**Task to complete**: From the listing below, extract each line containing the string "this".

[Extracted records]
----
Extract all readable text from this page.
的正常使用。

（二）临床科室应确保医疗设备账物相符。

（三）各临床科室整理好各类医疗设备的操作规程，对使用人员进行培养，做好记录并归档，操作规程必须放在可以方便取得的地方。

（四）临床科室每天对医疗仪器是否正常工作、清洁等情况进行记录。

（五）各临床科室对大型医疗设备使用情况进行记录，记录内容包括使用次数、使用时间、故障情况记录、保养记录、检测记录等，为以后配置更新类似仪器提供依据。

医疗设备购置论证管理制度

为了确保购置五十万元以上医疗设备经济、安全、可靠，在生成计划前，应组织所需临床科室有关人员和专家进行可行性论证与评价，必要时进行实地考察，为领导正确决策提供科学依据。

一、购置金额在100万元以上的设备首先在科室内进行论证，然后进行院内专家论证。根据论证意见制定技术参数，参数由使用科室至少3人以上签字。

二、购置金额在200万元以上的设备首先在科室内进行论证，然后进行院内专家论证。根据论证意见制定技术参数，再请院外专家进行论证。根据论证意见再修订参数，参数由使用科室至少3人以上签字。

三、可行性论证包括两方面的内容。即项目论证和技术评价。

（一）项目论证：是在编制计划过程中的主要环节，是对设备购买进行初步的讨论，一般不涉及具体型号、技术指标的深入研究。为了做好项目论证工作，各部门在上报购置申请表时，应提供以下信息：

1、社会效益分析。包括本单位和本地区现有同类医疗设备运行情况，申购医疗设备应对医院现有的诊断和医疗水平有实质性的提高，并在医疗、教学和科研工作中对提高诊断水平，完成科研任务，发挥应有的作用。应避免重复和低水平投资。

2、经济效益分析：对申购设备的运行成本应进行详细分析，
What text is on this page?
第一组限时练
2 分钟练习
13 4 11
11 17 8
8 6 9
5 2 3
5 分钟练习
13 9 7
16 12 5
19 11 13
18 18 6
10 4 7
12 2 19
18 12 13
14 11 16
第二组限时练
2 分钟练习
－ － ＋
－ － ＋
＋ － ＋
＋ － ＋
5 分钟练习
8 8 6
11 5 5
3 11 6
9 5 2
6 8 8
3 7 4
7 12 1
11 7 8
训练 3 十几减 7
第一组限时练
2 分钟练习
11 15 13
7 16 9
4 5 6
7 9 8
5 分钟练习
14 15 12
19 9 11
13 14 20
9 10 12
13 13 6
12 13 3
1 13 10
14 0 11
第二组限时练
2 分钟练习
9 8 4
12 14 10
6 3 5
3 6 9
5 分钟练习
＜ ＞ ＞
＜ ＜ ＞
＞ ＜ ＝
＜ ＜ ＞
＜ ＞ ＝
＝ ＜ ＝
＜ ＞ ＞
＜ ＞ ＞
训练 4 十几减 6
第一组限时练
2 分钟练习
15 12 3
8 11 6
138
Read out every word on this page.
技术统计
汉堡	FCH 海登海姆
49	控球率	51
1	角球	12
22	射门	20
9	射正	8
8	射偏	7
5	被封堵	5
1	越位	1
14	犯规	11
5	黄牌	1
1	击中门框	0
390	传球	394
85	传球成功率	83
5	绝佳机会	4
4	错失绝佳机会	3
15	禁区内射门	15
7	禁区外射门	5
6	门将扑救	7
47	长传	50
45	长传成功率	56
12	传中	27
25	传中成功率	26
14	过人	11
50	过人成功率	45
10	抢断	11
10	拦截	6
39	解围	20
----
**Worked answer**:
Extract all readable text from this page.
What text is on this page?
Read out every word on this page.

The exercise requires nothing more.